● Task goal
Look through the lines below and extract any with the word "electrónico".

● Data in this exercise
○ ○ ○

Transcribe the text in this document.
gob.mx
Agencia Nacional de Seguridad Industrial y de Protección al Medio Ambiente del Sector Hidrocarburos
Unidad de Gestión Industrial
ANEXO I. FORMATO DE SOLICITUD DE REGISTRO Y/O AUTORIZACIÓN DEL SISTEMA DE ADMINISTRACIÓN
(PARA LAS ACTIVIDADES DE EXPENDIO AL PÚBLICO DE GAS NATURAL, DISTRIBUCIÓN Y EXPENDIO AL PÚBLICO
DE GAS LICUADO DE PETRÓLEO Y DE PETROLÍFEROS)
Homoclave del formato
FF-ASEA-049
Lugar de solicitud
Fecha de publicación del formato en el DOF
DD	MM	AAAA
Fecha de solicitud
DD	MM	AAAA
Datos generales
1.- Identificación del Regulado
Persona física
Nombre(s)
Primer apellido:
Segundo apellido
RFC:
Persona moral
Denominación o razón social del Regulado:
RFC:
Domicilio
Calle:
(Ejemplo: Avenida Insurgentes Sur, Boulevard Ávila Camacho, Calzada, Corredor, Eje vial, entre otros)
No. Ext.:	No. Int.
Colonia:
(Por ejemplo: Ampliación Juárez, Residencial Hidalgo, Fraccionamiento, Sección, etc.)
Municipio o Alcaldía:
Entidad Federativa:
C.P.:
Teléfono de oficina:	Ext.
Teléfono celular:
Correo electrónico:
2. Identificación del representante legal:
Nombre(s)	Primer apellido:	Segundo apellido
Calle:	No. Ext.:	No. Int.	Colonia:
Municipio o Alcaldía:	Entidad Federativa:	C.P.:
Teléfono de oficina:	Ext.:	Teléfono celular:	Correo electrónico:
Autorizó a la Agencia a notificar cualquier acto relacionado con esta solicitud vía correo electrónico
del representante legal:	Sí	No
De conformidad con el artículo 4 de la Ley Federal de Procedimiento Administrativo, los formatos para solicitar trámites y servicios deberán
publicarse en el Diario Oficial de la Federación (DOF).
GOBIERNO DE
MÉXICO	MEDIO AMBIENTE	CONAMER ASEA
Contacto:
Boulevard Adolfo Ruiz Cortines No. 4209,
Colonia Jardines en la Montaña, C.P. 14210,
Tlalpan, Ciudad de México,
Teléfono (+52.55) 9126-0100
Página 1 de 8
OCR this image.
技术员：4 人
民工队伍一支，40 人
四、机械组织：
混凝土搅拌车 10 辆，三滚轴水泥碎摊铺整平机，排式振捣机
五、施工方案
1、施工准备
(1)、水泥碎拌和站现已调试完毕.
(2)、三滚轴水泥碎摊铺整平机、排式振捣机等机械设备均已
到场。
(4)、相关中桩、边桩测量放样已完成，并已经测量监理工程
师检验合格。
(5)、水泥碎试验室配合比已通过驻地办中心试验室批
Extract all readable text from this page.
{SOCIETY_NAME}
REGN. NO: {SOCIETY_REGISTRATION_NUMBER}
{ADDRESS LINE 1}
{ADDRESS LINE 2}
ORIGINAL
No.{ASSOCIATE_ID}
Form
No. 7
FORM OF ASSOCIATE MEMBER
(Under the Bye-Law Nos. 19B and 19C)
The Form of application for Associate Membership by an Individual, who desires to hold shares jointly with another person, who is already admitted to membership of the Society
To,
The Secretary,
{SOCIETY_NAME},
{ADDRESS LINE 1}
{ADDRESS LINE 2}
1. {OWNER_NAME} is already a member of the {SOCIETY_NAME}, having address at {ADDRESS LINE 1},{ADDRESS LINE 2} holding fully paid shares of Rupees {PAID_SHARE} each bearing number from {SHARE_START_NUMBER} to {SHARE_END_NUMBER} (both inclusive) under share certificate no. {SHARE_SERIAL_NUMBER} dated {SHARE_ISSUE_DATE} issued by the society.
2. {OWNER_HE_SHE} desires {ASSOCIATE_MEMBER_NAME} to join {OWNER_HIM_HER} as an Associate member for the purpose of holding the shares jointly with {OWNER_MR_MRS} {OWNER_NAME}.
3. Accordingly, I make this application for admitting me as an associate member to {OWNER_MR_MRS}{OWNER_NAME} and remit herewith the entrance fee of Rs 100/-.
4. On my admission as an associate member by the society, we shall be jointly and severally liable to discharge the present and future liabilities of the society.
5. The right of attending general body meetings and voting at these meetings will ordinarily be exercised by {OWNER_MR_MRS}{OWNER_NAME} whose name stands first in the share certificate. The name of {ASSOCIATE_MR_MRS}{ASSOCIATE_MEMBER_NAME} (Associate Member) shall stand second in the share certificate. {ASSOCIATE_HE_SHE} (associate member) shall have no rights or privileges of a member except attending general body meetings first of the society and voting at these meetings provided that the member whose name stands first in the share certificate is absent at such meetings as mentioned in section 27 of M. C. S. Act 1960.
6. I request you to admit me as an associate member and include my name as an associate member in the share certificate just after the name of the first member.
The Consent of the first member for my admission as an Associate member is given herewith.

○ ○ ○

● Task response
Correo electrónico:
Teléfono de oficina:	Ext.:	Teléfono celular:	Correo electrónico:
Autorizó a la Agencia a notificar cualquier acto relacionado con esta solicitud vía correo electrónico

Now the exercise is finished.